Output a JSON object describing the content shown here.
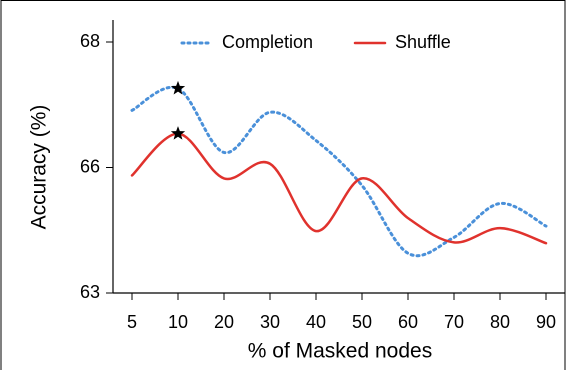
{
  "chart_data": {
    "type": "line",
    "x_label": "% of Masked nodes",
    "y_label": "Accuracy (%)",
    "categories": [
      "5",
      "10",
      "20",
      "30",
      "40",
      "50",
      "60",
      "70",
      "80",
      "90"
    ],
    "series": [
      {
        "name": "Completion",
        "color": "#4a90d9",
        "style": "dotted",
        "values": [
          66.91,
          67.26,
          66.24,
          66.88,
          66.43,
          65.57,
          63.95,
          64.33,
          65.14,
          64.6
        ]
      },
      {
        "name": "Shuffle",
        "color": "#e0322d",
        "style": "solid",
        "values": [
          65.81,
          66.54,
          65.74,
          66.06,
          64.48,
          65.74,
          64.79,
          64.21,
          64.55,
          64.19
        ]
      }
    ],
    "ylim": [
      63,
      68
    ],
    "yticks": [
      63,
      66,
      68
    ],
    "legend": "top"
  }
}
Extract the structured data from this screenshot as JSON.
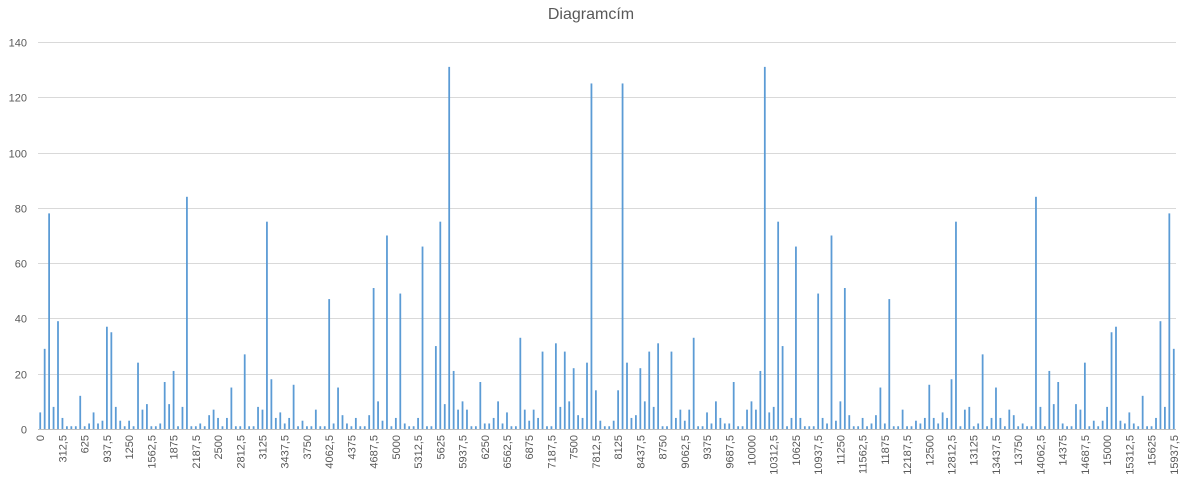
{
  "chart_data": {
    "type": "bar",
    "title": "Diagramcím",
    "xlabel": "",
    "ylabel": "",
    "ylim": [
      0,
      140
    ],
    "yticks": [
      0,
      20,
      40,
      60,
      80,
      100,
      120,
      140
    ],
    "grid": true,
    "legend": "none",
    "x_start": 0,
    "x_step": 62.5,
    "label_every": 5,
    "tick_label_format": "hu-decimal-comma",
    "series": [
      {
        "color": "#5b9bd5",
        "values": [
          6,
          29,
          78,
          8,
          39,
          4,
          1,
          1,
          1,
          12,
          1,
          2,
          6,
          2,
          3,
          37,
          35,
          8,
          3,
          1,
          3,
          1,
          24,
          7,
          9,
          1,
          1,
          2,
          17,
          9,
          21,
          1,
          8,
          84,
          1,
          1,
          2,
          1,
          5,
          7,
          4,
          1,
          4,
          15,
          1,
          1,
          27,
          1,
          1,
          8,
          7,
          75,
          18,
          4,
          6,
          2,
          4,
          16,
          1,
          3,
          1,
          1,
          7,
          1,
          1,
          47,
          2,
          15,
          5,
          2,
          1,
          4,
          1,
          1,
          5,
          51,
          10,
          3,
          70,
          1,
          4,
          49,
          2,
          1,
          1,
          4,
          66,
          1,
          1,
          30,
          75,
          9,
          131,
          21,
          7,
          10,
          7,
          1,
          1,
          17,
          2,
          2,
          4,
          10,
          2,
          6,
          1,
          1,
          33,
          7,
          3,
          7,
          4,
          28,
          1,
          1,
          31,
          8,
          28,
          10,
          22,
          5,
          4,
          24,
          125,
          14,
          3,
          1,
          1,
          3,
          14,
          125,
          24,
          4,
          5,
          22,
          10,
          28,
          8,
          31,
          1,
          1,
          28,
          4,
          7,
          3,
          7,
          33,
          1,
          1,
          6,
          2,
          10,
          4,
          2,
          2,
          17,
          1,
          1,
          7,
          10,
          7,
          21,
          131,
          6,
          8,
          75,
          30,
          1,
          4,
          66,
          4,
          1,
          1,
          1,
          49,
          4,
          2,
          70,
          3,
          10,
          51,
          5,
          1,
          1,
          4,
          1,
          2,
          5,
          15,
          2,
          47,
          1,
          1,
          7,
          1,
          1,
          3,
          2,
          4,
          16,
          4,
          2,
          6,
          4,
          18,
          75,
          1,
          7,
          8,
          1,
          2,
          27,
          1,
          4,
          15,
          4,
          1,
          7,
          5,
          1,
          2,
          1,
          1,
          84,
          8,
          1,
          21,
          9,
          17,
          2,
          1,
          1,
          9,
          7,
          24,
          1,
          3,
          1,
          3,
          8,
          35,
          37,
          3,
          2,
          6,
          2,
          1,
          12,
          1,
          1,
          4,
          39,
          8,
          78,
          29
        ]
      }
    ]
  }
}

## Aim
Write out every line above exactly as it is, leaving out the pictures.

## Response below
Output a JSON object describing the content shown here.
{
  "chart_data": {
    "type": "line",
    "x_label": "% of Masked nodes",
    "y_label": "Accuracy (%)",
    "categories": [
      "5",
      "10",
      "20",
      "30",
      "40",
      "50",
      "60",
      "70",
      "80",
      "90"
    ],
    "series": [
      {
        "name": "Completion",
        "color": "#4a90d9",
        "style": "dotted",
        "values": [
          66.91,
          67.26,
          66.24,
          66.88,
          66.43,
          65.57,
          63.95,
          64.33,
          65.14,
          64.6
        ]
      },
      {
        "name": "Shuffle",
        "color": "#e0322d",
        "style": "solid",
        "values": [
          65.81,
          66.54,
          65.74,
          66.06,
          64.48,
          65.74,
          64.79,
          64.21,
          64.55,
          64.19
        ]
      }
    ],
    "ylim": [
      63,
      68
    ],
    "yticks": [
      63,
      66,
      68
    ],
    "legend": "top"
  }
}
Extract the structured data from this screenshot as JSON.
{
  "chart_data": {
    "type": "bar",
    "title": "Diagramcím",
    "xlabel": "",
    "ylabel": "",
    "ylim": [
      0,
      140
    ],
    "yticks": [
      0,
      20,
      40,
      60,
      80,
      100,
      120,
      140
    ],
    "grid": true,
    "legend": "none",
    "x_start": 0,
    "x_step": 62.5,
    "label_every": 5,
    "tick_label_format": "hu-decimal-comma",
    "series": [
      {
        "color": "#5b9bd5",
        "values": [
          6,
          29,
          78,
          8,
          39,
          4,
          1,
          1,
          1,
          12,
          1,
          2,
          6,
          2,
          3,
          37,
          35,
          8,
          3,
          1,
          3,
          1,
          24,
          7,
          9,
          1,
          1,
          2,
          17,
          9,
          21,
          1,
          8,
          84,
          1,
          1,
          2,
          1,
          5,
          7,
          4,
          1,
          4,
          15,
          1,
          1,
          27,
          1,
          1,
          8,
          7,
          75,
          18,
          4,
          6,
          2,
          4,
          16,
          1,
          3,
          1,
          1,
          7,
          1,
          1,
          47,
          2,
          15,
          5,
          2,
          1,
          4,
          1,
          1,
          5,
          51,
          10,
          3,
          70,
          1,
          4,
          49,
          2,
          1,
          1,
          4,
          66,
          1,
          1,
          30,
          75,
          9,
          131,
          21,
          7,
          10,
          7,
          1,
          1,
          17,
          2,
          2,
          4,
          10,
          2,
          6,
          1,
          1,
          33,
          7,
          3,
          7,
          4,
          28,
          1,
          1,
          31,
          8,
          28,
          10,
          22,
          5,
          4,
          24,
          125,
          14,
          3,
          1,
          1,
          3,
          14,
          125,
          24,
          4,
          5,
          22,
          10,
          28,
          8,
          31,
          1,
          1,
          28,
          4,
          7,
          3,
          7,
          33,
          1,
          1,
          6,
          2,
          10,
          4,
          2,
          2,
          17,
          1,
          1,
          7,
          10,
          7,
          21,
          131,
          6,
          8,
          75,
          30,
          1,
          4,
          66,
          4,
          1,
          1,
          1,
          49,
          4,
          2,
          70,
          3,
          10,
          51,
          5,
          1,
          1,
          4,
          1,
          2,
          5,
          15,
          2,
          47,
          1,
          1,
          7,
          1,
          1,
          3,
          2,
          4,
          16,
          4,
          2,
          6,
          4,
          18,
          75,
          1,
          7,
          8,
          1,
          2,
          27,
          1,
          4,
          15,
          4,
          1,
          7,
          5,
          1,
          2,
          1,
          1,
          84,
          8,
          1,
          21,
          9,
          17,
          2,
          1,
          1,
          9,
          7,
          24,
          1,
          3,
          1,
          3,
          8,
          35,
          37,
          3,
          2,
          6,
          2,
          1,
          12,
          1,
          1,
          4,
          39,
          8,
          78,
          29
        ]
      }
    ]
  }
}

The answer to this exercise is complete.